Reducing Tax Avoidance by Reducing Economic Activity: New Zealand’s Failed Experiment with Ending Deferral

June 26, 2013

An article by Meade Klingensmith at Remapping Debate discusses the major proposals to reduce corporate tax avoidance, concluding that the best option is to end the rule that allows corporations to defer taxes on foreign income:

Some advocates for corporate tax reform believe it is possible to create an environment in which corporations would have fewer incentives and less opportunity to avoid paying U.S. taxes. With remarkable consistency, these advocates argued that the most important measure the U.S. could take would be ending its deferral policy. “The answer is to get rid of the rule that encouraged all the corporations to shift all their profits offshore in the first place, which is deferral. Until then, you’re going to still have a system where corporations have some sort of incentive to do that,” said Wamhoff.

Thomas L. Hungerford, a senior economist and the director of tax and budget policy at the Economic Policy Institute, a left-leaning think tank, agreed. When asked about what he believed would be the most effective measure the U.S. could take to combat tax avoidance, he replied, “The big thing would be just getting rid of deferral. It’s an incentive to basically shift as much profit overseas [as possible].”

And Nicole Tichon, the executive director of Tax Justice Network USA, the U.S. branch of an international coalition of tax researchers and activists based in the United Kingdom, added that deferral “incentivizes companies to not only defer their taxes, but to keep their operations offshore.”

A bill that would end deferral is currently on the floor of the U.S. House of Representatives. The Corporate Tax Fairness Act, developed by Senator Bernie Sanders (I-Vt.) in the Senate and Representative Janice Schakowsky (D-Ill.) in the House, was referred to the House Committee on Ways and Means in February, 2013, where it currently remains. The bill has only three co-sponsors: Representatives Keith Ellison (D-Minn.), Alan Grayson (D-Fla.), and Raul Grijalva (D-Ariz.).

**What is expected:** Decide whether each statement agrees with the article on corporate tax avoidance, answering yes or no and quoting the words from the article that settle it. 1. Thomas L. Hungerford directs tax and budget policy at the Economic Policy Institute. 2. The Corporate Tax Fairness Act has five co-sponsors. 3. The bill was referred to the House Committee on Ways and Means in February 2013.

**Layout region records:**
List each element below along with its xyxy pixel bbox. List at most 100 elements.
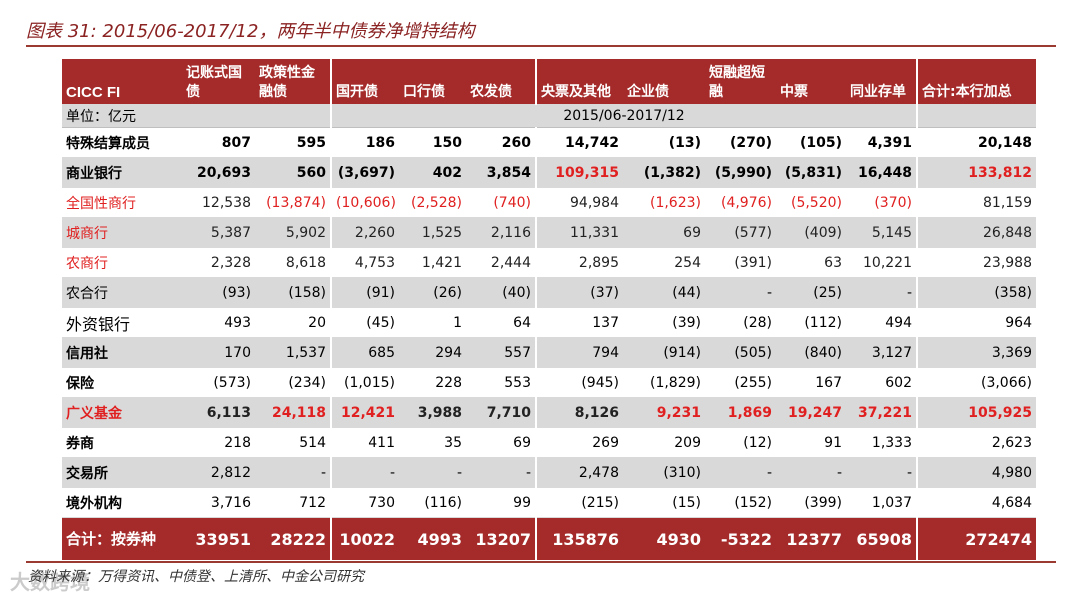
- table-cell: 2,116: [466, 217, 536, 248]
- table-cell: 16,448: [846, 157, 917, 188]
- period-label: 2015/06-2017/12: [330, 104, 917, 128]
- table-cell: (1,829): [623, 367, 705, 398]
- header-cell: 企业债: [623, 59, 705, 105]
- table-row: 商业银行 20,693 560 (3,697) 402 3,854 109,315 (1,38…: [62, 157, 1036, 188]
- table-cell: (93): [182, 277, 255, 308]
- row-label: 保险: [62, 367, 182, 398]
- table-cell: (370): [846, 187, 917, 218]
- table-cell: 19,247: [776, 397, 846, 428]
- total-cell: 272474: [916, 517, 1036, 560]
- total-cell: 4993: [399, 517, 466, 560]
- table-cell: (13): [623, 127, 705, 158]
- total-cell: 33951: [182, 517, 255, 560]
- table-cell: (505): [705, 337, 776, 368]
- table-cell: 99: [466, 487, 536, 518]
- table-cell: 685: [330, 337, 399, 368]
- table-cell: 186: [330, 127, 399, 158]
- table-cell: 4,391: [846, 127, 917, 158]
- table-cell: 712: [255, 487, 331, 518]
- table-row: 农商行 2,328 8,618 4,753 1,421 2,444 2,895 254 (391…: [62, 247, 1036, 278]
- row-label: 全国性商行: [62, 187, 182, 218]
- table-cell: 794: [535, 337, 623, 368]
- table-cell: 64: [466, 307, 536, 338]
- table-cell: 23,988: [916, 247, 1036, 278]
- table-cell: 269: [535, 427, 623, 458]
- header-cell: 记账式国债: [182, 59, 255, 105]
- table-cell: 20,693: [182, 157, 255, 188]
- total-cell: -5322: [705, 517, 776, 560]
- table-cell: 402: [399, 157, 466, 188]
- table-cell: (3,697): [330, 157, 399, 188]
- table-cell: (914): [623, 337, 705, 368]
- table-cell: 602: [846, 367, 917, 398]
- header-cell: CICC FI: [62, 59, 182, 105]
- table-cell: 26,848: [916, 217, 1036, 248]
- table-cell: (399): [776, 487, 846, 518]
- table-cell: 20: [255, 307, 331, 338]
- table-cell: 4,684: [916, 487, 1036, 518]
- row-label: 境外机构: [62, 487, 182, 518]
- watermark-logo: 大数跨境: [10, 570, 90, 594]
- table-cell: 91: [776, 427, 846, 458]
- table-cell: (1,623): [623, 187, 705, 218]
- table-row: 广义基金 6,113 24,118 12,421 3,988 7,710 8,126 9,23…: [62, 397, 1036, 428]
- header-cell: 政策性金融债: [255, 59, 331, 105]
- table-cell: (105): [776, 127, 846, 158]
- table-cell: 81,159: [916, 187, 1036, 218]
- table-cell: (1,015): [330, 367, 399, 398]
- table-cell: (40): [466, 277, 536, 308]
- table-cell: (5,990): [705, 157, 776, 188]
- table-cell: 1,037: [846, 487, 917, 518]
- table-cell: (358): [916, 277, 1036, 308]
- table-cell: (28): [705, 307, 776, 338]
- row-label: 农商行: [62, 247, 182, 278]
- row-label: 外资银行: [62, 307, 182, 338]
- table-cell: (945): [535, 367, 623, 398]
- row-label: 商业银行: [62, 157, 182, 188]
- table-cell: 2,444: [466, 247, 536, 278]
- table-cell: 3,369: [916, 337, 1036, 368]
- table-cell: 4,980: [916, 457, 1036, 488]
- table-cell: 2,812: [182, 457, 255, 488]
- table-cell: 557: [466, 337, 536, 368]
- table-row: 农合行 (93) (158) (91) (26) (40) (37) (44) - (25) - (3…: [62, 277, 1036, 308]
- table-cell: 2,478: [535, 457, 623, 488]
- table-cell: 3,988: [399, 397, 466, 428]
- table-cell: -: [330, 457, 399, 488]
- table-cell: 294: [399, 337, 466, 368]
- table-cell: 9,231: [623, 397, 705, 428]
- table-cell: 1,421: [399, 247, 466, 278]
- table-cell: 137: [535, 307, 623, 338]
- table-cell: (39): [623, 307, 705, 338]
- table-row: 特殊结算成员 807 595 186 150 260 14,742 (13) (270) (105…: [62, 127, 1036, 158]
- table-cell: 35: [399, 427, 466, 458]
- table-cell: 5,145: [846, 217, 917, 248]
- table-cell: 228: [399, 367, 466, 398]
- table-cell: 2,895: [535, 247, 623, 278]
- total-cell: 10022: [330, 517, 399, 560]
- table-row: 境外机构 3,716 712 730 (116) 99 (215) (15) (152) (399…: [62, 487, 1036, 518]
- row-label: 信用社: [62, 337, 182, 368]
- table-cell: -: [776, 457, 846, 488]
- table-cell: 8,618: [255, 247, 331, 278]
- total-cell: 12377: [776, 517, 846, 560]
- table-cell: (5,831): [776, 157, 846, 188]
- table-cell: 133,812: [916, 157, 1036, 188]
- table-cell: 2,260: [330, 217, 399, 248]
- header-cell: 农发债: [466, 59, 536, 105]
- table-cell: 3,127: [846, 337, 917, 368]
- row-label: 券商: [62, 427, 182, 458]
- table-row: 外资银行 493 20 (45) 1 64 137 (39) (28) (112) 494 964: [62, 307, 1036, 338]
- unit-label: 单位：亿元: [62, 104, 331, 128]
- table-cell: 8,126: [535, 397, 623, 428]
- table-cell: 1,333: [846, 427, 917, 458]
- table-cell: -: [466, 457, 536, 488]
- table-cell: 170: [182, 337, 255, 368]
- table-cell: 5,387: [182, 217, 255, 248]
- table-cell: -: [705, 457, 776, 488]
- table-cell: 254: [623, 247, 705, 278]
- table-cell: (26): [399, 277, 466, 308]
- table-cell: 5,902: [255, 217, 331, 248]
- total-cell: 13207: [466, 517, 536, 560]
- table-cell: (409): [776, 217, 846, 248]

**Complete response:**
1. Yes: "a senior economist and the director of tax and budget policy at the Economic Policy Institute"
2. No: "The bill has only three co-sponsors"
3. Yes: "was referred to the House Committee on Ways and Means in February, 2013"